■ **WRITTEN TASK**
Return the lines beginning at the one that contains "Read this page and output its text content." and continuing to the end of the entries, including both ends, exactly as written and nothing else.

■ **DATA FOR THIS EXERCISE**
⁂
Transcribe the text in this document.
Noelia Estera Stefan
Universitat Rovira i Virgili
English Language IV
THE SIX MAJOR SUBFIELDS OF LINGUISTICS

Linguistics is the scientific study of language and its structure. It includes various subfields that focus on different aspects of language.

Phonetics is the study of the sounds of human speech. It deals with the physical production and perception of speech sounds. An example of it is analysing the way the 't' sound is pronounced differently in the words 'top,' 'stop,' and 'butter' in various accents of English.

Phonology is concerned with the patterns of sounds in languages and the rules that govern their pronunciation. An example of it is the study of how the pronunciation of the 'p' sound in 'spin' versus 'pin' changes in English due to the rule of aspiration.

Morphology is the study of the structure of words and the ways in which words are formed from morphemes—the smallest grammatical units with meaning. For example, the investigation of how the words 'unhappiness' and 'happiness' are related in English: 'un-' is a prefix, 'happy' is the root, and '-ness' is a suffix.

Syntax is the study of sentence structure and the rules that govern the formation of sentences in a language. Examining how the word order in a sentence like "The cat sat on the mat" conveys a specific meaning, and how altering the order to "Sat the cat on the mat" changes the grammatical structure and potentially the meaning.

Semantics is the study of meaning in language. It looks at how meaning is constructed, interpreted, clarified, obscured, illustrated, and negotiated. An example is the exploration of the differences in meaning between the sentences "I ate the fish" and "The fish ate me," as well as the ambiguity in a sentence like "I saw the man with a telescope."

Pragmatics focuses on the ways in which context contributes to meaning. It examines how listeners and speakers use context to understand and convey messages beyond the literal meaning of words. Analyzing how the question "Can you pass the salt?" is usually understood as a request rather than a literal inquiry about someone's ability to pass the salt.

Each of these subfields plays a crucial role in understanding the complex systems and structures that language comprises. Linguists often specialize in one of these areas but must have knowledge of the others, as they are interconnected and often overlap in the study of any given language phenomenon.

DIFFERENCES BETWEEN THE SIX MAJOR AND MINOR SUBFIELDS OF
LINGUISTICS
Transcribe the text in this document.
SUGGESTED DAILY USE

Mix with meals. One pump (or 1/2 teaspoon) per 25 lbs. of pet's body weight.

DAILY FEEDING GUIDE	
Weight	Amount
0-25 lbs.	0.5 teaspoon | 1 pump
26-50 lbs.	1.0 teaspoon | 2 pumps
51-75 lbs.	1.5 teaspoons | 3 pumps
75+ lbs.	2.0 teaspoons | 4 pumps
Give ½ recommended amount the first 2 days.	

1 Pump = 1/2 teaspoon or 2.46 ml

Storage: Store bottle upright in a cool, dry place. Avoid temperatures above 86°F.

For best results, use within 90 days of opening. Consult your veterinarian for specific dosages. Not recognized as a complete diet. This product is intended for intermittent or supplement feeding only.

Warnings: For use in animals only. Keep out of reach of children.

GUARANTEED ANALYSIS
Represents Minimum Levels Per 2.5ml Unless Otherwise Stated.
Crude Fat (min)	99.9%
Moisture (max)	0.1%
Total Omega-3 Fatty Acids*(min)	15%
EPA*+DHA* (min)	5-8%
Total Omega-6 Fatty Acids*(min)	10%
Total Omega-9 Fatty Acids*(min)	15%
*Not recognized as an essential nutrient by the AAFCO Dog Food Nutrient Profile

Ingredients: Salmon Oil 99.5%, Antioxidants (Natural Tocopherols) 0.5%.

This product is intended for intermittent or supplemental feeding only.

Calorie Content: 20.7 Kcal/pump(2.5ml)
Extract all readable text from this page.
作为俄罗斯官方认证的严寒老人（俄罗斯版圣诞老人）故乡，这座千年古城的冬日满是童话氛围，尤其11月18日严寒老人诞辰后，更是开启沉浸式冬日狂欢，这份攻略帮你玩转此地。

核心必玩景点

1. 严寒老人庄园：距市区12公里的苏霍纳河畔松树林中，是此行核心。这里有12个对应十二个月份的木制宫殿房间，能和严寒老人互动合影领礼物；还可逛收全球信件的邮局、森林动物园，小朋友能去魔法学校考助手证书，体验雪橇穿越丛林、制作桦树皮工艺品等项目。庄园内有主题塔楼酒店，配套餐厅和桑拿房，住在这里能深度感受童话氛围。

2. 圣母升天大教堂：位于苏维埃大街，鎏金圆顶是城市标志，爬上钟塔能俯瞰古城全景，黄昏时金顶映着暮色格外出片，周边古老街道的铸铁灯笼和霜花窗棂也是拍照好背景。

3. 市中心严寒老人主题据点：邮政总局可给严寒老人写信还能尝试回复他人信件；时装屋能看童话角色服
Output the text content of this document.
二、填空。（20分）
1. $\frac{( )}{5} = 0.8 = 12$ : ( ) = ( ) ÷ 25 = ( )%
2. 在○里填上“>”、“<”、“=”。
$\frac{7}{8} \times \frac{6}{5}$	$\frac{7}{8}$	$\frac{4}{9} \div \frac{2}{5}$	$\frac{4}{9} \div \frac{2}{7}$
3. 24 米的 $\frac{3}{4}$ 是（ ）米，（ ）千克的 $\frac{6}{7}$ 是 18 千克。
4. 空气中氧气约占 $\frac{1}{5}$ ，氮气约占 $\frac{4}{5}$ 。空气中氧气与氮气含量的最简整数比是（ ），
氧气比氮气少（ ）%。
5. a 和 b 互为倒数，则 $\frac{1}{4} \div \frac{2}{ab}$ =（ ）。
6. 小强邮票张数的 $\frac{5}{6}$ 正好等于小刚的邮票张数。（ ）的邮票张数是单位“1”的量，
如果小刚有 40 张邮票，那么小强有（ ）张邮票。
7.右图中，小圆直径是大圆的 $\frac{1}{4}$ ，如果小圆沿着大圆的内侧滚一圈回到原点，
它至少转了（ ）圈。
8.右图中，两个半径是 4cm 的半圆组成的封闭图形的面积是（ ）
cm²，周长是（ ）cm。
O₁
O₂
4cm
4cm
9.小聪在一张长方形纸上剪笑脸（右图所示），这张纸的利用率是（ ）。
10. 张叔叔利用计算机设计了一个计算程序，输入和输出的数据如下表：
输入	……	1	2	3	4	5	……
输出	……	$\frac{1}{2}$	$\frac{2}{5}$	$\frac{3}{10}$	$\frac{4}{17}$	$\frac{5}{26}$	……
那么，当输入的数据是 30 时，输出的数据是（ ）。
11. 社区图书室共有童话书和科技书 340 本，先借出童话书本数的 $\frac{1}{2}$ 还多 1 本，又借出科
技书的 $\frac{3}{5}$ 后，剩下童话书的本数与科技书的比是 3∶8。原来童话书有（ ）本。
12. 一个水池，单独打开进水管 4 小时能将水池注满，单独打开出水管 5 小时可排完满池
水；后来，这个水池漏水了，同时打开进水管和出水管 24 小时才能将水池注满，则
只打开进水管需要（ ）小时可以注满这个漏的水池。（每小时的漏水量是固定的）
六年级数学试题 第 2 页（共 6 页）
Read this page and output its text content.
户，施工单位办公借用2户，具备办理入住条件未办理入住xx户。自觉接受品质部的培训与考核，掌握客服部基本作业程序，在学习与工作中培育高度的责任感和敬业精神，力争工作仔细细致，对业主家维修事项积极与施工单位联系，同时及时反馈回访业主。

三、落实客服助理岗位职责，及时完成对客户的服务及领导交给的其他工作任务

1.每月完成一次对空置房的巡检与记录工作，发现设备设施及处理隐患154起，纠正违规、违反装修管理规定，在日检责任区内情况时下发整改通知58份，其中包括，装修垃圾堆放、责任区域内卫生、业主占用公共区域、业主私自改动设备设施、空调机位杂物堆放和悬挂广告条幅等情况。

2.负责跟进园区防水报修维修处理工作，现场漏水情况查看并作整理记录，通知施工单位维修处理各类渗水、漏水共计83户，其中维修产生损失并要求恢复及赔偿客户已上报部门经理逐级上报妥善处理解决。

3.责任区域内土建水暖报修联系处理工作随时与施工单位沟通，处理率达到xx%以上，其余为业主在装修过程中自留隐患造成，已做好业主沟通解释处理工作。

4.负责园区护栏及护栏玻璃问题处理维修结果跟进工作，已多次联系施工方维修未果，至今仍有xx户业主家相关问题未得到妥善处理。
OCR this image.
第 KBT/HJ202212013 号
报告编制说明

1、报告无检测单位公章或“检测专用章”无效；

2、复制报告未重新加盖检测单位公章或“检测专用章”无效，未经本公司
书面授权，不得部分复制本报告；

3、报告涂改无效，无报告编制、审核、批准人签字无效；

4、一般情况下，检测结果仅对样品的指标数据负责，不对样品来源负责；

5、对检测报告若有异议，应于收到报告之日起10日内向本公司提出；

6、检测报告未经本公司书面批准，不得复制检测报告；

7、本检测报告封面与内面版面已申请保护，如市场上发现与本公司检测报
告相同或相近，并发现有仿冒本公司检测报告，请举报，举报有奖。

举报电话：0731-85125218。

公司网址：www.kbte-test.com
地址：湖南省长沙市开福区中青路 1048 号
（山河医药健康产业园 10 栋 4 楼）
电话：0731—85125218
⁂
■ **EXERCISE OUTPUT**
Read this page and output its text content.
户，施工单位办公借用2户，具备办理入住条件未办理入住xx户。自觉接受品质部的培训与考核，掌握客服部基本作业程序，在学习与工作中培育高度的责任感和敬业精神，力争工作仔细细致，对业主家维修事项积极与施工单位联系，同时及时反馈回访业主。

三、落实客服助理岗位职责，及时完成对客户的服务及领导交给的其他工作任务

1.每月完成一次对空置房的巡检与记录工作，发现设备设施及处理隐患154起，纠正违规、违反装修管理规定，在日检责任区内情况时下发整改通知58份，其中包括，装修垃圾堆放、责任区域内卫生、业主占用公共区域、业主私自改动设备设施、空调机位杂物堆放和悬挂广告条幅等情况。

2.负责跟进园区防水报修维修处理工作，现场漏水情况查看并作整理记录，通知施工单位维修处理各类渗水、漏水共计83户，其中维修产生损失并要求恢复及赔偿客户已上报部门经理逐级上报妥善处理解决。

3.责任区域内土建水暖报修联系处理工作随时与施工单位沟通，处理率达到xx%以上，其余为业主在装修过程中自留隐患造成，已做好业主沟通解释处理工作。

4.负责园区护栏及护栏玻璃问题处理维修结果跟进工作，已多次联系施工方维修未果，至今仍有xx户业主家相关问题未得到妥善处理。
OCR this image.
第 KBT/HJ202212013 号
报告编制说明

1、报告无检测单位公章或“检测专用章”无效；

2、复制报告未重新加盖检测单位公章或“检测专用章”无效，未经本公司
书面授权，不得部分复制本报告；

3、报告涂改无效，无报告编制、审核、批准人签字无效；

4、一般情况下，检测结果仅对样品的指标数据负责，不对样品来源负责；

5、对检测报告若有异议，应于收到报告之日起10日内向本公司提出；

6、检测报告未经本公司书面批准，不得复制检测报告；

7、本检测报告封面与内面版面已申请保护，如市场上发现与本公司检测报
告相同或相近，并发现有仿冒本公司检测报告，请举报，举报有奖。

举报电话：0731-85125218。

公司网址：www.kbte-test.com
地址：湖南省长沙市开福区中青路 1048 号
（山河医药健康产业园 10 栋 4 楼）
电话：0731—85125218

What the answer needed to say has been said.